> Your instructions:
Below are entries. Pull out all lines containing "praecipue".

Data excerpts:
◆ ◆ ◆ ◆
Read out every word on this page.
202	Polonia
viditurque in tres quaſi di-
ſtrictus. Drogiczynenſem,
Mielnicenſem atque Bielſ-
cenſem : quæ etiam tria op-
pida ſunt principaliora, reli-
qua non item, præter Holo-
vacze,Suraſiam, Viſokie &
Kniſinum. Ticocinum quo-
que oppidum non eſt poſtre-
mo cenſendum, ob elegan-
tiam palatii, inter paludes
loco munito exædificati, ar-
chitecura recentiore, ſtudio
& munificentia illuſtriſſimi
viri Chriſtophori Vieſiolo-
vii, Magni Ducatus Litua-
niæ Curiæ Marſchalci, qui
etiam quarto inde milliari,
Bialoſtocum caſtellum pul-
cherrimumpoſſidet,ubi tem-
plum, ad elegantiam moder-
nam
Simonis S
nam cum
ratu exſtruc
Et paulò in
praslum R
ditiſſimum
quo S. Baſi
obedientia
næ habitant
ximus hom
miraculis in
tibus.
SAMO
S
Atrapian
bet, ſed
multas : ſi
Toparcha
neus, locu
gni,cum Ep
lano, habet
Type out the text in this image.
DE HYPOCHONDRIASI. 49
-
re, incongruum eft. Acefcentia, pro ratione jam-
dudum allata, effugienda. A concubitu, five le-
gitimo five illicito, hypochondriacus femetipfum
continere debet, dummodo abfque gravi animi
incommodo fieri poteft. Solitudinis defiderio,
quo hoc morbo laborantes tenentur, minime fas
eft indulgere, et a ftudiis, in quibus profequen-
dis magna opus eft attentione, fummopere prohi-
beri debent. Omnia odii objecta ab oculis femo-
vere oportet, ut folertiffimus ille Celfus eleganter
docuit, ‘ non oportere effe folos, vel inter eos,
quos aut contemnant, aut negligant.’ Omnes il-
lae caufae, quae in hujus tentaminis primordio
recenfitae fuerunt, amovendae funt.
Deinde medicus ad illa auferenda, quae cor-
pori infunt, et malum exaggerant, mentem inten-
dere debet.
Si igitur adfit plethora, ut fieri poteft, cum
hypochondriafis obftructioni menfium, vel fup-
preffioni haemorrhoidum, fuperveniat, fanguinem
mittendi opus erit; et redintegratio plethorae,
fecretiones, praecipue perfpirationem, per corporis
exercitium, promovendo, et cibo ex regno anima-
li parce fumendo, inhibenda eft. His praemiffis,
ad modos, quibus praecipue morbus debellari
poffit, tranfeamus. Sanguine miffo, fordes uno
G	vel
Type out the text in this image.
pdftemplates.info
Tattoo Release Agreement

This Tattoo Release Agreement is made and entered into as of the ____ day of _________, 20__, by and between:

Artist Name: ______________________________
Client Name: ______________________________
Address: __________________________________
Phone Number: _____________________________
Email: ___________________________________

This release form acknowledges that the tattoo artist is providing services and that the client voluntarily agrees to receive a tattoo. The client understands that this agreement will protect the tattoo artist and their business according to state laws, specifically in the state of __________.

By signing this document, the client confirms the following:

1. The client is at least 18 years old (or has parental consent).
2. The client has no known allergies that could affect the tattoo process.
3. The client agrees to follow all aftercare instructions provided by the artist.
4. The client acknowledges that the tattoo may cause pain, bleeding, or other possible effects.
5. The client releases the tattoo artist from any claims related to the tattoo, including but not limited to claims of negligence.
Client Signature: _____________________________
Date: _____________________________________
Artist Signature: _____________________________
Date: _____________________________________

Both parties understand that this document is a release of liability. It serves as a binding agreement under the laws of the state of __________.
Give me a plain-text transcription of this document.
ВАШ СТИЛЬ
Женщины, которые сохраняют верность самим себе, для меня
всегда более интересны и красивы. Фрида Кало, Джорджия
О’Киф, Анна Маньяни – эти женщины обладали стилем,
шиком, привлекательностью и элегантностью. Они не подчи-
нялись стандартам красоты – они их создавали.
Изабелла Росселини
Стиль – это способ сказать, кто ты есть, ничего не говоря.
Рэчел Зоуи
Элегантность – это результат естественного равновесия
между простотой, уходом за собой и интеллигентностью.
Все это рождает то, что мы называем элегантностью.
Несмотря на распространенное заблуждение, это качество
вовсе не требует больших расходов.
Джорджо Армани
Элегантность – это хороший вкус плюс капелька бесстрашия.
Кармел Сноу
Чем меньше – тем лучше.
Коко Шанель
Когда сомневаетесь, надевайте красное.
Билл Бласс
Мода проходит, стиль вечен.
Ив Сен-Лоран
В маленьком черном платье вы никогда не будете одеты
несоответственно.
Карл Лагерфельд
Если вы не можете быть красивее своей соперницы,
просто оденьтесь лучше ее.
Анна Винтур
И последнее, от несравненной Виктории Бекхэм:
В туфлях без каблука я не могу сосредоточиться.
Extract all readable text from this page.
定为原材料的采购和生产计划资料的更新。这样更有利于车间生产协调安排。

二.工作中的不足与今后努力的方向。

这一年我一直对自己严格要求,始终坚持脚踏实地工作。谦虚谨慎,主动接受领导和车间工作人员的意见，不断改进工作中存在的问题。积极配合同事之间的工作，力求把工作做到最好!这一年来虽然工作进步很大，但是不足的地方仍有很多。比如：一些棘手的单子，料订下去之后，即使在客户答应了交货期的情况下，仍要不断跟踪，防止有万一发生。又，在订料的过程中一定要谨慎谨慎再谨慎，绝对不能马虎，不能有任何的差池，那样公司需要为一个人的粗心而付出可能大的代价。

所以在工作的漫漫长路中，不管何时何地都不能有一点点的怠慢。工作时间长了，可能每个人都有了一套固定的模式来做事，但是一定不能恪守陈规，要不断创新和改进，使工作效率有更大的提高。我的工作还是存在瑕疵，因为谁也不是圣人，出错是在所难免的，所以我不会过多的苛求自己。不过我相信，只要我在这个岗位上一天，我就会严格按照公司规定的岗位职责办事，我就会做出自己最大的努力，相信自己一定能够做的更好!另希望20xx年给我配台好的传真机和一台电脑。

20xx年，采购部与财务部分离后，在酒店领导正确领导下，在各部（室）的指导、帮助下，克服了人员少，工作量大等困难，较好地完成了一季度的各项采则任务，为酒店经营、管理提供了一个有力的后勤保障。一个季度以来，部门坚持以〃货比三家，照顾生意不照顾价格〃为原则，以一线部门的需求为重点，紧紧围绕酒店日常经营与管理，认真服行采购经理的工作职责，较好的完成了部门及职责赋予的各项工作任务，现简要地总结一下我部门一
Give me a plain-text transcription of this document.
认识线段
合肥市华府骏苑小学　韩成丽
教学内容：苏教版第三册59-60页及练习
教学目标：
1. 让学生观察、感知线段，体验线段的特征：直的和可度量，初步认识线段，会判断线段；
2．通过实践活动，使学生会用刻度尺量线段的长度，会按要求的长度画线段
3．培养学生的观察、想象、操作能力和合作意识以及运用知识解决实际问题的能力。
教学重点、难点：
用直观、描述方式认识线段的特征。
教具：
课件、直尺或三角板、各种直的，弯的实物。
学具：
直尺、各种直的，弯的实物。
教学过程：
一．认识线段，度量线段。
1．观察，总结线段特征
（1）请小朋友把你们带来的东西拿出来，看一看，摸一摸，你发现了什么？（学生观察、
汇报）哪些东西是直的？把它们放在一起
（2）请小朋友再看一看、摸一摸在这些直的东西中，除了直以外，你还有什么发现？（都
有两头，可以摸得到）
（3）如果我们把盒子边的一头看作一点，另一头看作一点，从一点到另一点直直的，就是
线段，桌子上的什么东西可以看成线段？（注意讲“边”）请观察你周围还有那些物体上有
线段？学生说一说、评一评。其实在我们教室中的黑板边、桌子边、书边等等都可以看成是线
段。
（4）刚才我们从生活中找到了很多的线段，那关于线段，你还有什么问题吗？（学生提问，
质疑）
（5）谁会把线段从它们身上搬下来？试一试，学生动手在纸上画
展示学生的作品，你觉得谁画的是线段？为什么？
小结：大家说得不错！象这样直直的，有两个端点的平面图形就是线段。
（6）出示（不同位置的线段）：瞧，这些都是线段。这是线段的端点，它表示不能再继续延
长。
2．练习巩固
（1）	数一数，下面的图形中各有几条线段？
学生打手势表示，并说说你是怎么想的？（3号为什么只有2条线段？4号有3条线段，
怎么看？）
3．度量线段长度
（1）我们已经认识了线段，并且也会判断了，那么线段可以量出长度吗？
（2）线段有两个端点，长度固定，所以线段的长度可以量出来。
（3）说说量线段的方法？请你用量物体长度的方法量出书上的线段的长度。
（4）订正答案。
◆ ◆ ◆ ◆
> Complete output:
fecretiones, praecipue perfpirationem, per corporis
ad modos, quibus praecipue morbus debellari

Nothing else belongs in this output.